## [REQUIRED ACTIONS]
• a. According to the documentary project description, what are people carrying as they rush past the unhoused population?
• b. Repeat the listing word for word, from its first line through the line containing "list-item[interactable]: Space suit", with both of those lines included.

Projects
The Price of Paradise
The Price of Paradise is an ongoing documentary project exploring the houseless issue on the islands of Hawai'i. This series aims to force viewers to notice that which they typically bypass and to humanize the individuals that are often ignored.
While there are many important issues that deserve attention on the island of O'ahu, there has always been something that has not sat well with me during my travels; which is the treatment of the houseless population in Hawai'i.
The islands have one of the largest populations of unhoused people, though it is not often discussed in favor of tourist opinions of the islands. It is particularly difficult for me to see them in this setting, this place where so much money is funneled in - but it is not going to the locals, native Hawaiians or the houseless population.
During my most recent trip, I noticed that the unhoused population is largely ignored by tourists and residents alike; they are often overlooked as people rush past them with surf boards, food or bags from luxury stores that line the streets right beside Waikiki beach.
An incident that particularly caused upset within me was watching a couple get photos together while an unhoused person slept right behind their photographer, and he was never acknowledged.

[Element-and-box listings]
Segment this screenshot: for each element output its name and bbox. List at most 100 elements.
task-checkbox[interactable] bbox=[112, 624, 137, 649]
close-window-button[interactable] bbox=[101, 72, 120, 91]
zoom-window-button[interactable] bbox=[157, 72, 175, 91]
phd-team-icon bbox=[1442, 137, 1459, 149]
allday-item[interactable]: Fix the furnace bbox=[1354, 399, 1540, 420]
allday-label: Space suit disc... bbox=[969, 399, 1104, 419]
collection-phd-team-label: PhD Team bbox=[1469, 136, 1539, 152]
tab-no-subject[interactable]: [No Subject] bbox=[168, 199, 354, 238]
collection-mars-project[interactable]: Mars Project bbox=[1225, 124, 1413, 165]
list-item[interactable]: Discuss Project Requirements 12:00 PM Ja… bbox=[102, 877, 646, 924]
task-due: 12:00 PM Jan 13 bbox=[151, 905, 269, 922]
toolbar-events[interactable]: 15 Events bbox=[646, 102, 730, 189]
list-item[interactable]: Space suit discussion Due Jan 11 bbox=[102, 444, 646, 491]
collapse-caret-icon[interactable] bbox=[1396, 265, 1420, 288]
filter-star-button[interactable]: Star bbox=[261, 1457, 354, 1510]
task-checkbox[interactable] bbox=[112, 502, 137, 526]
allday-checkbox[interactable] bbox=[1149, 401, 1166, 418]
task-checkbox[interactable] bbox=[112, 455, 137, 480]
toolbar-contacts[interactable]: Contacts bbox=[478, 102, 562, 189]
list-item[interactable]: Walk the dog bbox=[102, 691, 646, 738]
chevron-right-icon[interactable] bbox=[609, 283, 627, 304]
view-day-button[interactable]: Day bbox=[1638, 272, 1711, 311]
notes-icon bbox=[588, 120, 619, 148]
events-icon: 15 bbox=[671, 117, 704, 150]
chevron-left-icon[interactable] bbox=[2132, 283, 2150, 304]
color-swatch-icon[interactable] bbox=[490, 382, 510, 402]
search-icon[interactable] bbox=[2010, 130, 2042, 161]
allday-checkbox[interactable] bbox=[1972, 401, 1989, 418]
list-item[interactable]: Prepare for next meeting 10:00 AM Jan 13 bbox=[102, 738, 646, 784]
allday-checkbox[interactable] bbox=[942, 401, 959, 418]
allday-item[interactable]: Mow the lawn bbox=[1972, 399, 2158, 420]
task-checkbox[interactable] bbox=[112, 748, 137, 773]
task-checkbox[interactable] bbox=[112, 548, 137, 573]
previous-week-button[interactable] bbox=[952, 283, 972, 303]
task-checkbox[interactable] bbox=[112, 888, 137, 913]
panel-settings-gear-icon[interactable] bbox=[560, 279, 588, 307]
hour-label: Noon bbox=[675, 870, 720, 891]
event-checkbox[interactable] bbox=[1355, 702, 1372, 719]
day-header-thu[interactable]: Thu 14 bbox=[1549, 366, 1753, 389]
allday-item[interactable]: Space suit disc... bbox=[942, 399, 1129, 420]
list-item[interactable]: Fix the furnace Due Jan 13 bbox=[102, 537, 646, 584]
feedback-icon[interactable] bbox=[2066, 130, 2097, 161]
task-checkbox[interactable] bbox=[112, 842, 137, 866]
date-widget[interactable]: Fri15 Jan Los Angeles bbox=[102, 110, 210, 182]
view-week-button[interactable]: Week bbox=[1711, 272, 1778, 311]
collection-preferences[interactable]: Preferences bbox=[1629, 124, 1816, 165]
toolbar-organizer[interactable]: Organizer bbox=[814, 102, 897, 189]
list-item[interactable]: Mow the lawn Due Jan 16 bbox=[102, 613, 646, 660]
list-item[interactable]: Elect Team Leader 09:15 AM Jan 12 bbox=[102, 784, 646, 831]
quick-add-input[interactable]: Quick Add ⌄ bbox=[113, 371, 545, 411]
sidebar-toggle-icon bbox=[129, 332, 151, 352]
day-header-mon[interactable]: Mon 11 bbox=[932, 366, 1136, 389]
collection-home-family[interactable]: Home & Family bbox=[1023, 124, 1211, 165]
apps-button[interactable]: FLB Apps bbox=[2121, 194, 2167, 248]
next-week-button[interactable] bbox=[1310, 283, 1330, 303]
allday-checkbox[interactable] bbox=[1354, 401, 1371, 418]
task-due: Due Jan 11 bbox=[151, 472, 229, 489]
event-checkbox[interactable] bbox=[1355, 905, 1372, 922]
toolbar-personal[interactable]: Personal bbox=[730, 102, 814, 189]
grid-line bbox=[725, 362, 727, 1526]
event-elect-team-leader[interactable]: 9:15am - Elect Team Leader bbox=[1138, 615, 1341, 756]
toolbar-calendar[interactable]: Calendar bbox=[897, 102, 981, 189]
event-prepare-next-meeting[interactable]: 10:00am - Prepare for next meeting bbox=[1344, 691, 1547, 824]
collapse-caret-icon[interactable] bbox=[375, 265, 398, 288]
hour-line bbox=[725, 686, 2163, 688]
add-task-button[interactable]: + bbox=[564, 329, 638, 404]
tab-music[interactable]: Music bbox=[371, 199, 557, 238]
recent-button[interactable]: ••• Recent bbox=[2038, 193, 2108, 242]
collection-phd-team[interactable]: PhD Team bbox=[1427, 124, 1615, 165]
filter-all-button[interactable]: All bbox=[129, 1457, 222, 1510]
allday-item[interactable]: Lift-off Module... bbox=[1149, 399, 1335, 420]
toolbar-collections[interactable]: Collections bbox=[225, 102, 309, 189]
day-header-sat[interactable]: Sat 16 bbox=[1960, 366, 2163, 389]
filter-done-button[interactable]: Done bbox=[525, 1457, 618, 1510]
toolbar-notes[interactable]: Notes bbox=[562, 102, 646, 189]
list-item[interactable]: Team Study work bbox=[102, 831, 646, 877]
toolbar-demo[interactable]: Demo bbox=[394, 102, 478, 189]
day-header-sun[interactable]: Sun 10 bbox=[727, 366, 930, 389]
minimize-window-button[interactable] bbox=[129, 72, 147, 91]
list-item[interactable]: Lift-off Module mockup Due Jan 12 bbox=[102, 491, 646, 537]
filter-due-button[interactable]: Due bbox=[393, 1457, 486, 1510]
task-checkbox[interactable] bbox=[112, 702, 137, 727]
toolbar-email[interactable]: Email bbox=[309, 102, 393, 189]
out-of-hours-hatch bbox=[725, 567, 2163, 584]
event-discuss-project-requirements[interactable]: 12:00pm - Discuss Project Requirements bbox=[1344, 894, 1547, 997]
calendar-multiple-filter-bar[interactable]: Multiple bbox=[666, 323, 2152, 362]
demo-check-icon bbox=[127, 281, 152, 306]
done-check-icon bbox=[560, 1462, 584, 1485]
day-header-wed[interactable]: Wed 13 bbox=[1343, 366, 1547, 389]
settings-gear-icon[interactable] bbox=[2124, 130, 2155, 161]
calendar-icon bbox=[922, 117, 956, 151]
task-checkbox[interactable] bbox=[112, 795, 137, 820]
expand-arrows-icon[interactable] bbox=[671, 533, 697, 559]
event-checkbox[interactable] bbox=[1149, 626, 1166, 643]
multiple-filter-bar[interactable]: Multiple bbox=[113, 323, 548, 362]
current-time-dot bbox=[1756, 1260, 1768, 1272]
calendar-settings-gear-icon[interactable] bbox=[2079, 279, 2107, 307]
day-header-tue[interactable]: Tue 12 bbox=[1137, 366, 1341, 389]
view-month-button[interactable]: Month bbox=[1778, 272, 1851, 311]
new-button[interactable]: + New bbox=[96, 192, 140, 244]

## [THE ANSWERS]
• a. Surf boards, food or bags from luxury stores.

• b.
Segment this screenshot: for each element output its name and bbox. List at most 100 elements.
task-checkbox[interactable] bbox=[112, 624, 137, 649]
close-window-button[interactable] bbox=[101, 72, 120, 91]
zoom-window-button[interactable] bbox=[157, 72, 175, 91]
phd-team-icon bbox=[1442, 137, 1459, 149]
allday-item[interactable]: Fix the furnace bbox=[1354, 399, 1540, 420]
allday-label: Space suit disc... bbox=[969, 399, 1104, 419]
collection-phd-team-label: PhD Team bbox=[1469, 136, 1539, 152]
tab-no-subject[interactable]: [No Subject] bbox=[168, 199, 354, 238]
collection-mars-project[interactable]: Mars Project bbox=[1225, 124, 1413, 165]
list-item[interactable]: Discuss Project Requirements 12:00 PM Ja… bbox=[102, 877, 646, 924]
task-due: 12:00 PM Jan 13 bbox=[151, 905, 269, 922]
toolbar-events[interactable]: 15 Events bbox=[646, 102, 730, 189]
list-item[interactable]: Space suit discussion Due Jan 11 bbox=[102, 444, 646, 491]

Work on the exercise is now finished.